Instruction: Reproduce every line of the items below verbatim, leaving out the pictures.
>>>>
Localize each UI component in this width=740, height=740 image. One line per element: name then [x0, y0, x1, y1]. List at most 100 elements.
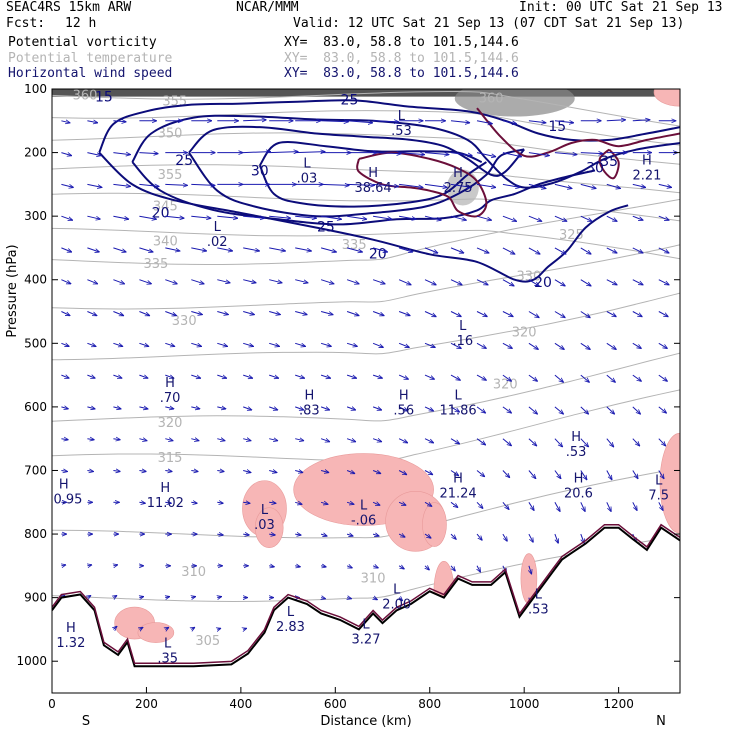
wind-vector	[502, 152, 522, 157]
wind-vector	[554, 406, 564, 414]
wind-vector	[217, 471, 224, 472]
stratosphere-band	[52, 89, 680, 97]
wind-vector	[191, 375, 200, 378]
wind-vector	[295, 375, 304, 378]
extremum-letter: H	[165, 376, 175, 391]
wind-vector	[372, 502, 380, 505]
theta-label: 315	[158, 451, 183, 466]
wind-vector	[295, 279, 308, 283]
wind-vector	[424, 438, 434, 443]
wind-vector	[87, 343, 96, 346]
plot-frame	[51, 88, 681, 694]
extremum-letter: L	[459, 319, 467, 334]
wind-vector	[658, 215, 669, 220]
wind-vector	[113, 407, 121, 409]
wind-speed-label: 20	[534, 275, 552, 291]
extremum-value: 7.5	[648, 488, 669, 503]
wind-vector	[87, 596, 90, 598]
wind-vector	[476, 247, 489, 253]
extremum-L: L.03	[254, 503, 275, 533]
wind-vector	[398, 566, 404, 569]
wind-vector	[502, 311, 513, 317]
wind-vector	[658, 374, 668, 381]
wind-vector	[502, 470, 510, 478]
wind-vector	[113, 215, 128, 219]
wind-speed-label: 15	[95, 89, 113, 105]
pv-contour-line	[476, 107, 680, 158]
extremum-letter: H	[453, 471, 463, 486]
extremum-letter: H	[453, 166, 463, 181]
wind-vector	[191, 216, 211, 218]
pv-fill-area	[653, 89, 680, 107]
wind-vector	[347, 215, 367, 219]
wind-vector	[502, 406, 512, 413]
wind-vector	[632, 438, 640, 446]
wind-vector	[165, 407, 174, 409]
extremum-L: L2.83	[276, 605, 305, 635]
wind-vector	[502, 120, 517, 124]
y-tick-label: 100	[24, 82, 47, 96]
wind-vector	[658, 279, 669, 285]
wind-vector	[139, 502, 145, 503]
wind-vector	[580, 470, 587, 480]
wind-vector	[424, 501, 432, 506]
wind-vector	[295, 247, 311, 251]
wind-vector	[295, 407, 304, 410]
wind-vector	[61, 375, 69, 378]
wind-vector	[528, 152, 549, 156]
wind-vector	[528, 183, 546, 188]
extremum-L: L.02	[207, 220, 228, 250]
theta-label: 320	[158, 416, 183, 431]
wind-vector	[347, 121, 373, 123]
wind-vector	[295, 471, 303, 473]
wind-vector	[217, 597, 221, 598]
extremum-H: H.70	[160, 376, 181, 406]
extremum-H: H.56	[393, 389, 414, 419]
wind-vector	[398, 406, 408, 411]
x-tick-label: 0	[48, 697, 56, 711]
wind-vector	[528, 247, 540, 254]
wind-vector	[243, 152, 270, 153]
wind-vector	[243, 471, 251, 473]
wind-vector	[554, 183, 572, 188]
theta-contour-line	[52, 244, 680, 310]
wind-vector	[554, 121, 574, 123]
wind-vector	[476, 374, 486, 380]
wind-vector	[476, 533, 482, 540]
wind-vector	[372, 375, 382, 378]
wind-vector	[139, 153, 158, 154]
wind-vector	[61, 471, 67, 472]
wind-vector	[61, 407, 68, 409]
wind-vector	[320, 534, 327, 536]
wind-speed-contour-25	[131, 114, 680, 189]
wind-vector	[113, 439, 120, 440]
wind-vector	[502, 533, 507, 541]
wind-vector	[528, 215, 542, 221]
wind-vector	[399, 183, 423, 187]
extremum-value: .53	[528, 603, 549, 618]
wind-vector	[528, 502, 534, 510]
wind-vector	[606, 183, 621, 188]
wind-vector	[632, 502, 637, 510]
wind-vector	[580, 183, 596, 188]
wind-vector	[528, 533, 533, 542]
wind-vector	[113, 184, 130, 186]
wind-vector	[87, 183, 102, 187]
extremum-L: L2.00	[382, 583, 411, 613]
wind-vector	[398, 311, 410, 316]
wind-vector	[528, 438, 537, 446]
wind-vector	[217, 628, 220, 629]
wind-vector	[295, 152, 325, 153]
wind-vector	[450, 121, 470, 123]
wind-vector	[372, 279, 385, 284]
wind-vector	[580, 374, 590, 382]
y-tick-label: 500	[24, 336, 47, 350]
valid-time: Valid: 12 UTC Sat 21 Sep 13 (07 CDT Sat …	[293, 16, 685, 31]
wind-speed-label: 25	[317, 220, 335, 236]
wind-vector	[606, 279, 617, 285]
wind-vector	[450, 374, 460, 380]
wind-vector	[217, 247, 232, 251]
theta-contour-line	[52, 352, 680, 422]
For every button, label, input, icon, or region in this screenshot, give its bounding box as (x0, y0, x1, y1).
<<<<
Answer:
Localize each UI component in this width=740, height=740 image. One line per element: name then [x0, y0, x1, y1]. List at most 100 elements.
wind-vector	[502, 152, 522, 157]
wind-vector	[554, 406, 564, 414]
wind-vector	[217, 471, 224, 472]
stratosphere-band	[52, 89, 680, 97]
wind-vector	[191, 375, 200, 378]
wind-vector	[295, 375, 304, 378]
extremum-letter: H	[165, 376, 175, 391]
wind-vector	[372, 502, 380, 505]
theta-label: 315	[158, 451, 183, 466]
wind-vector	[295, 279, 308, 283]
wind-vector	[424, 438, 434, 443]
wind-vector	[87, 343, 96, 346]
plot-frame	[51, 88, 681, 694]
extremum-letter: L	[459, 319, 467, 334]
wind-vector	[658, 215, 669, 220]
wind-vector	[113, 407, 121, 409]
wind-speed-label: 20	[534, 275, 552, 291]
extremum-value: 7.5	[648, 488, 669, 503]
wind-vector	[87, 596, 90, 598]
wind-vector	[476, 247, 489, 253]
extremum-L: L.03	[254, 503, 275, 533]
wind-vector	[398, 566, 404, 569]
wind-vector	[502, 311, 513, 317]
wind-vector	[658, 374, 668, 381]
wind-vector	[502, 470, 510, 478]
wind-vector	[113, 215, 128, 219]
wind-speed-label: 15	[95, 89, 113, 105]
pv-contour-line	[476, 107, 680, 158]
extremum-letter: H	[453, 471, 463, 486]
extremum-letter: H	[453, 166, 463, 181]
wind-vector	[191, 216, 211, 218]
pv-fill-area	[653, 89, 680, 107]
wind-vector	[347, 215, 367, 219]
wind-vector	[502, 406, 512, 413]
wind-vector	[632, 438, 640, 446]
wind-vector	[165, 407, 174, 409]
extremum-L: L2.83	[276, 605, 305, 635]
wind-vector	[502, 120, 517, 124]
y-tick-label: 100	[24, 82, 47, 96]
wind-vector	[658, 279, 669, 285]
wind-vector	[139, 502, 145, 503]
wind-vector	[580, 470, 587, 480]
wind-vector	[424, 501, 432, 506]
wind-vector	[295, 247, 311, 251]
wind-vector	[295, 407, 304, 410]
wind-vector	[61, 375, 69, 378]
wind-vector	[528, 152, 549, 156]
wind-vector	[528, 183, 546, 188]
extremum-L: L.02	[207, 220, 228, 250]
theta-label: 320	[158, 416, 183, 431]
wind-vector	[347, 121, 373, 123]
wind-vector	[295, 471, 303, 473]
wind-vector	[217, 597, 221, 598]
extremum-H: H.70	[160, 376, 181, 406]
extremum-H: H.56	[393, 389, 414, 419]
wind-vector	[398, 406, 408, 411]
x-tick-label: 0	[48, 697, 56, 711]
wind-vector	[528, 247, 540, 254]
wind-vector	[243, 152, 270, 153]
wind-vector	[243, 471, 251, 473]
wind-vector	[554, 183, 572, 188]
theta-contour-line	[52, 244, 680, 310]
wind-vector	[554, 121, 574, 123]
wind-vector	[476, 374, 486, 380]
wind-vector	[476, 533, 482, 540]
wind-vector	[372, 375, 382, 378]
wind-vector	[139, 153, 158, 154]
wind-vector	[61, 471, 67, 472]
wind-vector	[61, 407, 68, 409]
wind-vector	[320, 534, 327, 536]
wind-speed-contour-25	[131, 114, 680, 189]
wind-vector	[113, 439, 120, 440]
wind-vector	[502, 533, 507, 541]
wind-vector	[528, 215, 542, 221]
wind-vector	[399, 183, 423, 187]
extremum-value: .53	[528, 603, 549, 618]
wind-vector	[528, 502, 534, 510]
wind-vector	[606, 183, 621, 188]
wind-vector	[632, 502, 637, 510]
wind-vector	[580, 183, 596, 188]
wind-vector	[528, 533, 533, 542]
wind-vector	[113, 184, 130, 186]
wind-vector	[87, 183, 102, 187]
extremum-L: L2.00	[382, 583, 411, 613]
wind-vector	[398, 311, 410, 316]
wind-vector	[528, 438, 537, 446]
wind-vector	[217, 628, 220, 629]
wind-vector	[295, 152, 325, 153]
wind-vector	[450, 121, 470, 123]
wind-vector	[372, 279, 385, 284]
wind-vector	[580, 374, 590, 382]
y-tick-label: 500	[24, 336, 47, 350]
valid-time: Valid: 12 UTC Sat 21 Sep 13 (07 CDT Sat …	[293, 16, 685, 31]
wind-speed-label: 25	[317, 220, 335, 236]
wind-vector	[606, 279, 617, 285]
wind-vector	[450, 374, 460, 380]
wind-vector	[217, 247, 232, 251]
theta-contour-line	[52, 352, 680, 422]
For every button, label, input, icon, or region in this screenshot, give its bounding box as (x0, y0, x1, y1).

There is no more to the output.